- _Collected data_:
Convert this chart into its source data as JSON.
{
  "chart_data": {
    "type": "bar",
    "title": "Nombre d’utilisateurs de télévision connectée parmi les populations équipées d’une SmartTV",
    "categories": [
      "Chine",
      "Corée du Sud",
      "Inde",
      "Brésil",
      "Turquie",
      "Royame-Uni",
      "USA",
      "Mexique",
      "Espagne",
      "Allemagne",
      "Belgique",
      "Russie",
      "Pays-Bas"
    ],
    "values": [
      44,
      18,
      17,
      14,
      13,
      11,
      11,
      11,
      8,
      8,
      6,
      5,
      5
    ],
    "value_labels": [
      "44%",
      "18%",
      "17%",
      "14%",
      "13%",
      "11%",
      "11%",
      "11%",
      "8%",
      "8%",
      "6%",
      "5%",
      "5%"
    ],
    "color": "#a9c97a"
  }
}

- _Problem to work on_:
Return the entries above exactly as they appear.

- _Correct response_:
Convert this chart into its source data as JSON.
{
  "chart_data": {
    "type": "bar",
    "title": "Nombre d’utilisateurs de télévision connectée parmi les populations équipées d’une SmartTV",
    "categories": [
      "Chine",
      "Corée du Sud",
      "Inde",
      "Brésil",
      "Turquie",
      "Royame-Uni",
      "USA",
      "Mexique",
      "Espagne",
      "Allemagne",
      "Belgique",
      "Russie",
      "Pays-Bas"
    ],
    "values": [
      44,
      18,
      17,
      14,
      13,
      11,
      11,
      11,
      8,
      8,
      6,
      5,
      5
    ],
    "value_labels": [
      "44%",
      "18%",
      "17%",
      "14%",
      "13%",
      "11%",
      "11%",
      "11%",
      "8%",
      "8%",
      "6%",
      "5%",
      "5%"
    ],
    "color": "#a9c97a"
  }
}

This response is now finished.